**Data section:**
►

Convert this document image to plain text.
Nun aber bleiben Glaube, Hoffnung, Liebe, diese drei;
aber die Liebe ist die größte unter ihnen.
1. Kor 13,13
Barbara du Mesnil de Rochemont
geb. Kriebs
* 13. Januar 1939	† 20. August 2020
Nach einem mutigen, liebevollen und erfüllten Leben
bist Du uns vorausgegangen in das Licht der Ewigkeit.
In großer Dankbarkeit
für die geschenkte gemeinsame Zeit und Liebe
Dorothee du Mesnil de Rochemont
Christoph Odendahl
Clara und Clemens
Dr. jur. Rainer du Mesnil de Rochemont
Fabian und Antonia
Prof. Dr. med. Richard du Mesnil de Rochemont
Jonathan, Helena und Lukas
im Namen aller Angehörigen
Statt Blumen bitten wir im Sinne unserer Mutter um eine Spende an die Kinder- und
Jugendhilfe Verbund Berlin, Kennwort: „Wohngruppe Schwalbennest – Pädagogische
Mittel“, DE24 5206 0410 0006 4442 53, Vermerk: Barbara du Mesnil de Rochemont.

◄

**Instructions for the task:**
Produce an exact copy of all the records.

**Result of this exercise:**
Convert this document image to plain text.
Nun aber bleiben Glaube, Hoffnung, Liebe, diese drei;
aber die Liebe ist die größte unter ihnen.
1. Kor 13,13
Barbara du Mesnil de Rochemont
geb. Kriebs
* 13. Januar 1939	† 20. August 2020
Nach einem mutigen, liebevollen und erfüllten Leben
bist Du uns vorausgegangen in das Licht der Ewigkeit.
In großer Dankbarkeit
für die geschenkte gemeinsame Zeit und Liebe
Dorothee du Mesnil de Rochemont
Christoph Odendahl
Clara und Clemens
Dr. jur. Rainer du Mesnil de Rochemont
Fabian und Antonia
Prof. Dr. med. Richard du Mesnil de Rochemont
Jonathan, Helena und Lukas
im Namen aller Angehörigen
Statt Blumen bitten wir im Sinne unserer Mutter um eine Spende an die Kinder- und
Jugendhilfe Verbund Berlin, Kennwort: „Wohngruppe Schwalbennest – Pädagogische
Mittel“, DE24 5206 0410 0006 4442 53, Vermerk: Barbara du Mesnil de Rochemont.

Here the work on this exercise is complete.